EXERCISE GOAL: Please quote the material exactly, every line of it.

PROVIDED DATA:
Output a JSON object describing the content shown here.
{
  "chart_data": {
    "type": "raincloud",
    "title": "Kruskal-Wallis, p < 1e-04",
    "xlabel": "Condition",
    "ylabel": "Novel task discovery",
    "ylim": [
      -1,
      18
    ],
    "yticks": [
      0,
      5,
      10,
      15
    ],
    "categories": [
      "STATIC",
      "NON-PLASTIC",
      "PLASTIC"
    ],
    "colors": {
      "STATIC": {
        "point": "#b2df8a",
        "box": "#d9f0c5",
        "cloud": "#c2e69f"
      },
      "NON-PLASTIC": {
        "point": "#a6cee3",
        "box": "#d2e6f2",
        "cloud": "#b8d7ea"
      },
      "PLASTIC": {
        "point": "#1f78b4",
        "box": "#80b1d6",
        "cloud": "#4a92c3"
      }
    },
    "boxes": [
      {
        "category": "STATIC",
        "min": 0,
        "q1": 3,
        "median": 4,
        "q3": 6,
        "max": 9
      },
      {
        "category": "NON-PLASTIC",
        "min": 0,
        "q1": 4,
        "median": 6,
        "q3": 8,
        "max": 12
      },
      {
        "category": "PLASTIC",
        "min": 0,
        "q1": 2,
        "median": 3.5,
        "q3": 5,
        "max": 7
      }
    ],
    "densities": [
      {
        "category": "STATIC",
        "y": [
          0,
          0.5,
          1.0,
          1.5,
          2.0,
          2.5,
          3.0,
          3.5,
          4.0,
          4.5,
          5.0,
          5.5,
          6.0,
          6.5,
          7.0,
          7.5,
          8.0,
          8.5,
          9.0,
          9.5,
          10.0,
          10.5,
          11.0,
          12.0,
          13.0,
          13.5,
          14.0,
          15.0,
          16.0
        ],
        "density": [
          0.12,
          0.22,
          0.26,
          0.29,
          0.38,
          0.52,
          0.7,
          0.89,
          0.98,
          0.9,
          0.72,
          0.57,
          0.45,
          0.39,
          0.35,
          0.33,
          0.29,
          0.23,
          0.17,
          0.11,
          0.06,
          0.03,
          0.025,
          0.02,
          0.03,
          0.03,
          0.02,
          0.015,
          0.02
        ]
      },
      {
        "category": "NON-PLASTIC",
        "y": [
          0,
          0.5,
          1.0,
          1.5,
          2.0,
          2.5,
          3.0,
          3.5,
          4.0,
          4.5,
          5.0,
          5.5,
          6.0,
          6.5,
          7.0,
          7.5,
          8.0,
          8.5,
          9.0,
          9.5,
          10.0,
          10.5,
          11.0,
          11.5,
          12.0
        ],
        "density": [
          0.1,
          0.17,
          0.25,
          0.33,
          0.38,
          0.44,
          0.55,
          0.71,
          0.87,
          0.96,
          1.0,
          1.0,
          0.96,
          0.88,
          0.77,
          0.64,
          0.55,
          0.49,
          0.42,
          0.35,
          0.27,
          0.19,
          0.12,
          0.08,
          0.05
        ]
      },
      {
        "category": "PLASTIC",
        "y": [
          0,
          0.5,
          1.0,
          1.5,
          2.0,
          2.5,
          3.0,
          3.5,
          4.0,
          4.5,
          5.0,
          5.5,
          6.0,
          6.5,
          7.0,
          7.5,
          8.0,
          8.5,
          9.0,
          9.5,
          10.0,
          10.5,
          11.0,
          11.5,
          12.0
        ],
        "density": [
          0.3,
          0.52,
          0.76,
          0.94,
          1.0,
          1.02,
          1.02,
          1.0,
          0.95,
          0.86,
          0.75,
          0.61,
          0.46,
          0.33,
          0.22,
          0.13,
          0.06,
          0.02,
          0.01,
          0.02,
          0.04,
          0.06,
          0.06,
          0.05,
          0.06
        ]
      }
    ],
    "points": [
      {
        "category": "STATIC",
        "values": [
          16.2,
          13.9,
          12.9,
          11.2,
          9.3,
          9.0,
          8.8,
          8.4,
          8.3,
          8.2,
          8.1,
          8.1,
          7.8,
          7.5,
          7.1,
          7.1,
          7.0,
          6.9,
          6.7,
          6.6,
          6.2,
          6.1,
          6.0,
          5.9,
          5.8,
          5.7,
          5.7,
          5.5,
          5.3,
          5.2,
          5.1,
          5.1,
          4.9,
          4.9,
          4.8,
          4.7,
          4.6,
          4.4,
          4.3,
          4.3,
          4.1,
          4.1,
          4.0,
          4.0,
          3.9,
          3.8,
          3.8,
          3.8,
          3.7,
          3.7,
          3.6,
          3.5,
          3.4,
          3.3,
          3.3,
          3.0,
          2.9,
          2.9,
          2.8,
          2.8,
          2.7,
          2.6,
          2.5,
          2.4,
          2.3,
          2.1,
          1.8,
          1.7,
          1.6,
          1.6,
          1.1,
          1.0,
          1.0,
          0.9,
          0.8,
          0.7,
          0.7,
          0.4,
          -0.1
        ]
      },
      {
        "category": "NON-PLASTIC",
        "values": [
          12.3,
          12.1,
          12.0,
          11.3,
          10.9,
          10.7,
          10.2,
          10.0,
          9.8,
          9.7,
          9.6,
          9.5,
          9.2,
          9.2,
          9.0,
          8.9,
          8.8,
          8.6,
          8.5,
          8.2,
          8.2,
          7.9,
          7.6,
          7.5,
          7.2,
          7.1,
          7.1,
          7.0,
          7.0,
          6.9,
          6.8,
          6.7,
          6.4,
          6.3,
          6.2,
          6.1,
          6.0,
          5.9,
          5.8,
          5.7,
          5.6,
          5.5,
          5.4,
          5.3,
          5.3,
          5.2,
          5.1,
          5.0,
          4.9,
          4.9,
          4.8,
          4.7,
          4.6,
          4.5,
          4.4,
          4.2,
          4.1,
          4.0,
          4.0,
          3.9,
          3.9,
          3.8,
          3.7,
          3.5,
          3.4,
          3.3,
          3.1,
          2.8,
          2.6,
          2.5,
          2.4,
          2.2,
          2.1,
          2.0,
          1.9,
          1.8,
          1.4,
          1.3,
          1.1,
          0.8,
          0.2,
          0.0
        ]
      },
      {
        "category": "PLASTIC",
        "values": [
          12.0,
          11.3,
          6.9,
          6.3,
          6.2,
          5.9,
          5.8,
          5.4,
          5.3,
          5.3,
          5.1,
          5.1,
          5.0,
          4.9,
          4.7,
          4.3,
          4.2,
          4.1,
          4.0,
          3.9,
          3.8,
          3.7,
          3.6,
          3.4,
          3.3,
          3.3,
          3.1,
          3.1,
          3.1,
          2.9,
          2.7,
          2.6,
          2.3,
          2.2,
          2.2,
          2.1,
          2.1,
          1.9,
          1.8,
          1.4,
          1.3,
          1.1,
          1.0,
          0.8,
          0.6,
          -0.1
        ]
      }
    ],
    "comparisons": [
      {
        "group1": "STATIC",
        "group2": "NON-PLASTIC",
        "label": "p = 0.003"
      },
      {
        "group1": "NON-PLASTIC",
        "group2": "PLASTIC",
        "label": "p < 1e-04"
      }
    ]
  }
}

SOLUTION TO THE PROBLEM:
Output a JSON object describing the content shown here.
{
  "chart_data": {
    "type": "raincloud",
    "title": "Kruskal-Wallis, p < 1e-04",
    "xlabel": "Condition",
    "ylabel": "Novel task discovery",
    "ylim": [
      -1,
      18
    ],
    "yticks": [
      0,
      5,
      10,
      15
    ],
    "categories": [
      "STATIC",
      "NON-PLASTIC",
      "PLASTIC"
    ],
    "colors": {
      "STATIC": {
        "point": "#b2df8a",
        "box": "#d9f0c5",
        "cloud": "#c2e69f"
      },
      "NON-PLASTIC": {
        "point": "#a6cee3",
        "box": "#d2e6f2",
        "cloud": "#b8d7ea"
      },
      "PLASTIC": {
        "point": "#1f78b4",
        "box": "#80b1d6",
        "cloud": "#4a92c3"
      }
    },
    "boxes": [
      {
        "category": "STATIC",
        "min": 0,
        "q1": 3,
        "median": 4,
        "q3": 6,
        "max": 9
      },
      {
        "category": "NON-PLASTIC",
        "min": 0,
        "q1": 4,
        "median": 6,
        "q3": 8,
        "max": 12
      },
      {
        "category": "PLASTIC",
        "min": 0,
        "q1": 2,
        "median": 3.5,
        "q3": 5,
        "max": 7
      }
    ],
    "densities": [
      {
        "category": "STATIC",
        "y": [
          0,
          0.5,
          1.0,
          1.5,
          2.0,
          2.5,
          3.0,
          3.5,
          4.0,
          4.5,
          5.0,
          5.5,
          6.0,
          6.5,
          7.0,
          7.5,
          8.0,
          8.5,
          9.0,
          9.5,
          10.0,
          10.5,
          11.0,
          12.0,
          13.0,
          13.5,
          14.0,
          15.0,
          16.0
        ],
        "density": [
          0.12,
          0.22,
          0.26,
          0.29,
          0.38,
          0.52,
          0.7,
          0.89,
          0.98,
          0.9,
          0.72,
          0.57,
          0.45,
          0.39,
          0.35,
          0.33,
          0.29,
          0.23,
          0.17,
          0.11,
          0.06,
          0.03,
          0.025,
          0.02,
          0.03,
          0.03,
          0.02,
          0.015,
          0.02
        ]
      },
      {
        "category": "NON-PLASTIC",
        "y": [
          0,
          0.5,
          1.0,
          1.5,
          2.0,
          2.5,
          3.0,
          3.5,
          4.0,
          4.5,
          5.0,
          5.5,
          6.0,
          6.5,
          7.0,
          7.5,
          8.0,
          8.5,
          9.0,
          9.5,
          10.0,
          10.5,
          11.0,
          11.5,
          12.0
        ],
        "density": [
          0.1,
          0.17,
          0.25,
          0.33,
          0.38,
          0.44,
          0.55,
          0.71,
          0.87,
          0.96,
          1.0,
          1.0,
          0.96,
          0.88,
          0.77,
          0.64,
          0.55,
          0.49,
          0.42,
          0.35,
          0.27,
          0.19,
          0.12,
          0.08,
          0.05
        ]
      },
      {
        "category": "PLASTIC",
        "y": [
          0,
          0.5,
          1.0,
          1.5,
          2.0,
          2.5,
          3.0,
          3.5,
          4.0,
          4.5,
          5.0,
          5.5,
          6.0,
          6.5,
          7.0,
          7.5,
          8.0,
          8.5,
          9.0,
          9.5,
          10.0,
          10.5,
          11.0,
          11.5,
          12.0
        ],
        "density": [
          0.3,
          0.52,
          0.76,
          0.94,
          1.0,
          1.02,
          1.02,
          1.0,
          0.95,
          0.86,
          0.75,
          0.61,
          0.46,
          0.33,
          0.22,
          0.13,
          0.06,
          0.02,
          0.01,
          0.02,
          0.04,
          0.06,
          0.06,
          0.05,
          0.06
        ]
      }
    ],
    "points": [
      {
        "category": "STATIC",
        "values": [
          16.2,
          13.9,
          12.9,
          11.2,
          9.3,
          9.0,
          8.8,
          8.4,
          8.3,
          8.2,
          8.1,
          8.1,
          7.8,
          7.5,
          7.1,
          7.1,
          7.0,
          6.9,
          6.7,
          6.6,
          6.2,
          6.1,
          6.0,
          5.9,
          5.8,
          5.7,
          5.7,
          5.5,
          5.3,
          5.2,
          5.1,
          5.1,
          4.9,
          4.9,
          4.8,
          4.7,
          4.6,
          4.4,
          4.3,
          4.3,
          4.1,
          4.1,
          4.0,
          4.0,
          3.9,
          3.8,
          3.8,
          3.8,
          3.7,
          3.7,
          3.6,
          3.5,
          3.4,
          3.3,
          3.3,
          3.0,
          2.9,
          2.9,
          2.8,
          2.8,
          2.7,
          2.6,
          2.5,
          2.4,
          2.3,
          2.1,
          1.8,
          1.7,
          1.6,
          1.6,
          1.1,
          1.0,
          1.0,
          0.9,
          0.8,
          0.7,
          0.7,
          0.4,
          -0.1
        ]
      },
      {
        "category": "NON-PLASTIC",
        "values": [
          12.3,
          12.1,
          12.0,
          11.3,
          10.9,
          10.7,
          10.2,
          10.0,
          9.8,
          9.7,
          9.6,
          9.5,
          9.2,
          9.2,
          9.0,
          8.9,
          8.8,
          8.6,
          8.5,
          8.2,
          8.2,
          7.9,
          7.6,
          7.5,
          7.2,
          7.1,
          7.1,
          7.0,
          7.0,
          6.9,
          6.8,
          6.7,
          6.4,
          6.3,
          6.2,
          6.1,
          6.0,
          5.9,
          5.8,
          5.7,
          5.6,
          5.5,
          5.4,
          5.3,
          5.3,
          5.2,
          5.1,
          5.0,
          4.9,
          4.9,
          4.8,
          4.7,
          4.6,
          4.5,
          4.4,
          4.2,
          4.1,
          4.0,
          4.0,
          3.9,
          3.9,
          3.8,
          3.7,
          3.5,
          3.4,
          3.3,
          3.1,
          2.8,
          2.6,
          2.5,
          2.4,
          2.2,
          2.1,
          2.0,
          1.9,
          1.8,
          1.4,
          1.3,
          1.1,
          0.8,
          0.2,
          0.0
        ]
      },
      {
        "category": "PLASTIC",
        "values": [
          12.0,
          11.3,
          6.9,
          6.3,
          6.2,
          5.9,
          5.8,
          5.4,
          5.3,
          5.3,
          5.1,
          5.1,
          5.0,
          4.9,
          4.7,
          4.3,
          4.2,
          4.1,
          4.0,
          3.9,
          3.8,
          3.7,
          3.6,
          3.4,
          3.3,
          3.3,
          3.1,
          3.1,
          3.1,
          2.9,
          2.7,
          2.6,
          2.3,
          2.2,
          2.2,
          2.1,
          2.1,
          1.9,
          1.8,
          1.4,
          1.3,
          1.1,
          1.0,
          0.8,
          0.6,
          -0.1
        ]
      }
    ],
    "comparisons": [
      {
        "group1": "STATIC",
        "group2": "NON-PLASTIC",
        "label": "p = 0.003"
      },
      {
        "group1": "NON-PLASTIC",
        "group2": "PLASTIC",
        "label": "p < 1e-04"
      }
    ]
  }
}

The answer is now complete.